## GIVEN INSTRUCTION
Images embedded in the records are excluded; print everything else exactly as given.

--- Start of DATA IN THIS EXERCISE ---

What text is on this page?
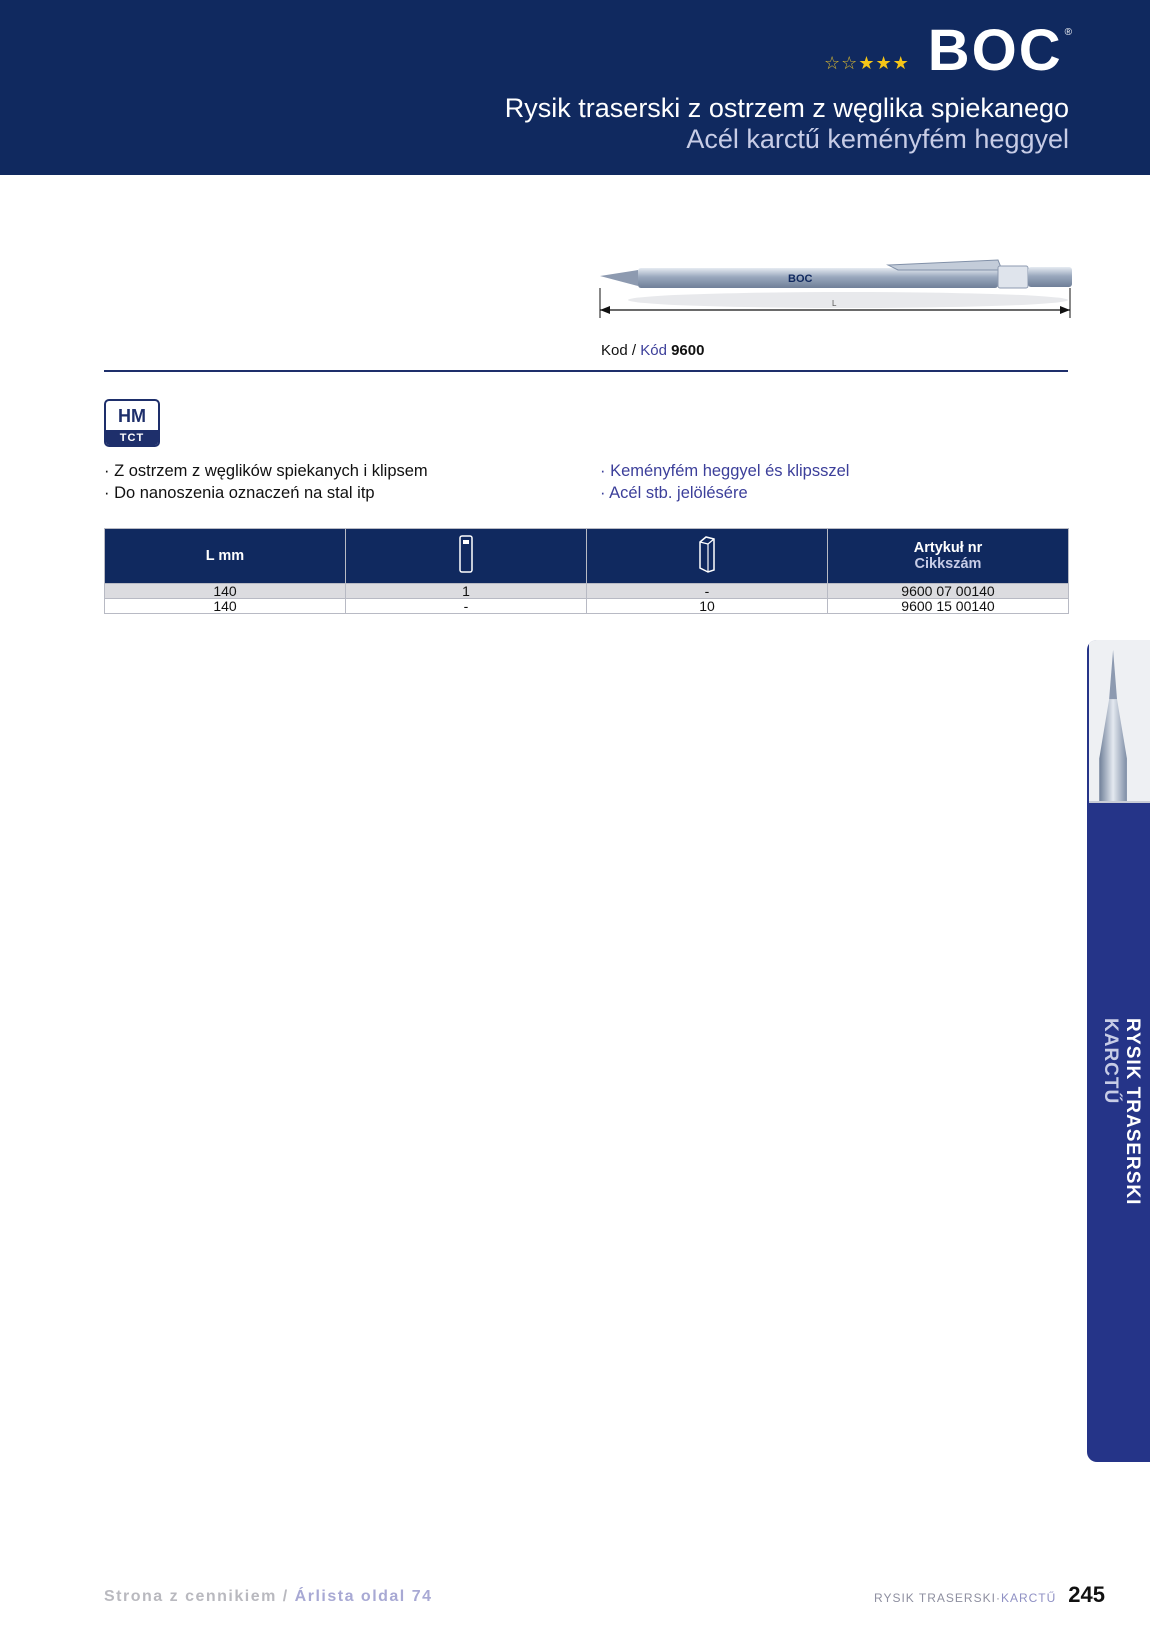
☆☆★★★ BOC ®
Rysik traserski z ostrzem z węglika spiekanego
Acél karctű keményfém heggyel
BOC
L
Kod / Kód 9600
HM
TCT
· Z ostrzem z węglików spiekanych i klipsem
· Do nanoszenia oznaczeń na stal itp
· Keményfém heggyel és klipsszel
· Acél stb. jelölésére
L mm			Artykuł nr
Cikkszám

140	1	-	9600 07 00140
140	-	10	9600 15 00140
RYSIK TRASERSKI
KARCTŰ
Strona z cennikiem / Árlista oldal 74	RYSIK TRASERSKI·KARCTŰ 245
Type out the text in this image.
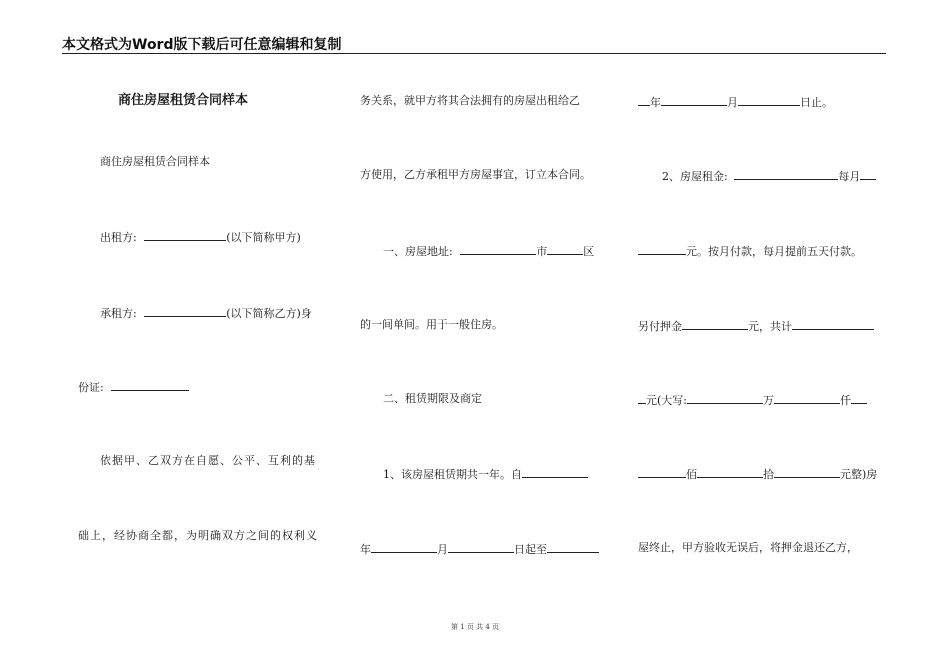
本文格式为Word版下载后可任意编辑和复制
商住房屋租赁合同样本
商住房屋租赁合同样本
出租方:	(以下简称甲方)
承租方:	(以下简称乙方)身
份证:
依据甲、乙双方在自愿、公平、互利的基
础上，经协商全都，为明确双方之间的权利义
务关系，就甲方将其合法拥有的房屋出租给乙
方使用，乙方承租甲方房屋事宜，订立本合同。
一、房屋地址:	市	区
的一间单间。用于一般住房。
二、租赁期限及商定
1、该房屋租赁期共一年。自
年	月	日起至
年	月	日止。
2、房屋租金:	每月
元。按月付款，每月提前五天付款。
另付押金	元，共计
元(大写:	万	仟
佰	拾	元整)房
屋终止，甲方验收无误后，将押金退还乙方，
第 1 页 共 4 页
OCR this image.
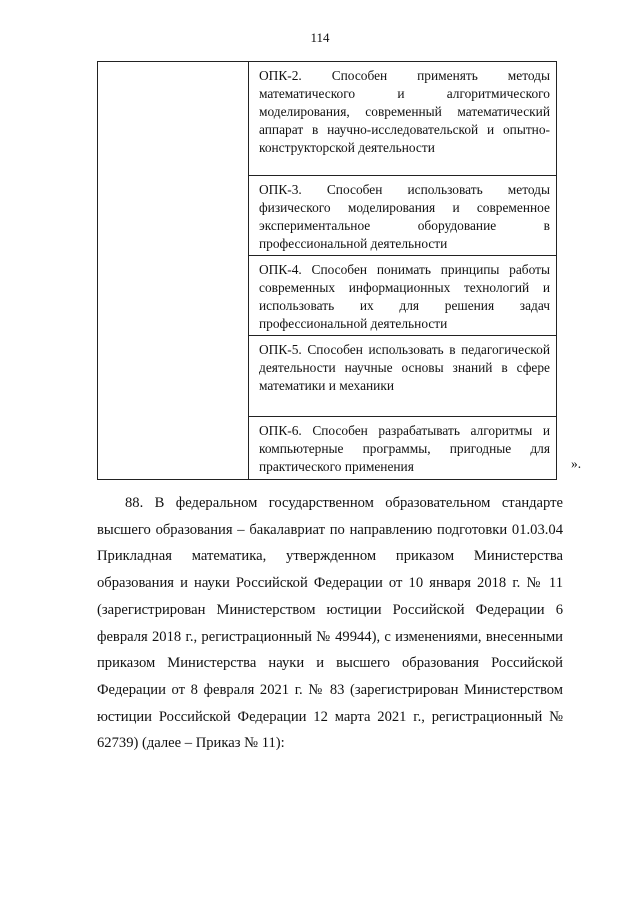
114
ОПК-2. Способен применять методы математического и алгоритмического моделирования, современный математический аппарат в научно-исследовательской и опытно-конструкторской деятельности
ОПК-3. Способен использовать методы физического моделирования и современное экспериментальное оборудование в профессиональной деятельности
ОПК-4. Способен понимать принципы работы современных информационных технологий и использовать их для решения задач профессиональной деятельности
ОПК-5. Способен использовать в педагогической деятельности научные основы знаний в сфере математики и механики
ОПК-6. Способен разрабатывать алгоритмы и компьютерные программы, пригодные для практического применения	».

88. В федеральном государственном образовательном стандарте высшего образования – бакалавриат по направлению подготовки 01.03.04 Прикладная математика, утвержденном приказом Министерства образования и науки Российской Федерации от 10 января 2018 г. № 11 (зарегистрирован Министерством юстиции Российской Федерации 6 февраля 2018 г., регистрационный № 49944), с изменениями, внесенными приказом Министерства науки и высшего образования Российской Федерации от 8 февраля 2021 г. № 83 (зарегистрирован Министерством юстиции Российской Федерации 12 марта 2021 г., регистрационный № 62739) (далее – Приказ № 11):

--- End of DATA IN THIS EXERCISE ---

## WRITTEN SOLUTION
What text is on this page?
☆☆★★★ BOC ®
Rysik traserski z ostrzem z węglika spiekanego
Acél karctű keményfém heggyel
BOC
L
Kod / Kód 9600
HM
TCT
· Z ostrzem z węglików spiekanych i klipsem
· Do nanoszenia oznaczeń na stal itp
· Keményfém heggyel és klipsszel
· Acél stb. jelölésére
L mm			Artykuł nr
Cikkszám

140	1	-	9600 07 00140
140	-	10	9600 15 00140
RYSIK TRASERSKI
KARCTŰ
Strona z cennikiem / Árlista oldal 74	RYSIK TRASERSKI·KARCTŰ 245
Type out the text in this image.
本文格式为Word版下载后可任意编辑和复制
商住房屋租赁合同样本
商住房屋租赁合同样本
出租方:	(以下简称甲方)
承租方:	(以下简称乙方)身
份证:
依据甲、乙双方在自愿、公平、互利的基
础上，经协商全都，为明确双方之间的权利义
务关系，就甲方将其合法拥有的房屋出租给乙
方使用，乙方承租甲方房屋事宜，订立本合同。
一、房屋地址:	市	区
的一间单间。用于一般住房。
二、租赁期限及商定
1、该房屋租赁期共一年。自
年	月	日起至
年	月	日止。
2、房屋租金:	每月
元。按月付款，每月提前五天付款。
另付押金	元，共计
元(大写:	万	仟
佰	拾	元整)房
屋终止，甲方验收无误后，将押金退还乙方，
第 1 页 共 4 页
OCR this image.
114
ОПК-2. Способен применять методы математического и алгоритмического моделирования, современный математический аппарат в научно-исследовательской и опытно-конструкторской деятельности
ОПК-3. Способен использовать методы физического моделирования и современное экспериментальное оборудование в профессиональной деятельности
ОПК-4. Способен понимать принципы работы современных информационных технологий и использовать их для решения задач профессиональной деятельности
ОПК-5. Способен использовать в педагогической деятельности научные основы знаний в сфере математики и механики
ОПК-6. Способен разрабатывать алгоритмы и компьютерные программы, пригодные для практического применения	».

88. В федеральном государственном образовательном стандарте высшего образования – бакалавриат по направлению подготовки 01.03.04 Прикладная математика, утвержденном приказом Министерства образования и науки Российской Федерации от 10 января 2018 г. № 11 (зарегистрирован Министерством юстиции Российской Федерации 6 февраля 2018 г., регистрационный № 49944), с изменениями, внесенными приказом Министерства науки и высшего образования Российской Федерации от 8 февраля 2021 г. № 83 (зарегистрирован Министерством юстиции Российской Федерации 12 марта 2021 г., регистрационный № 62739) (далее – Приказ № 11):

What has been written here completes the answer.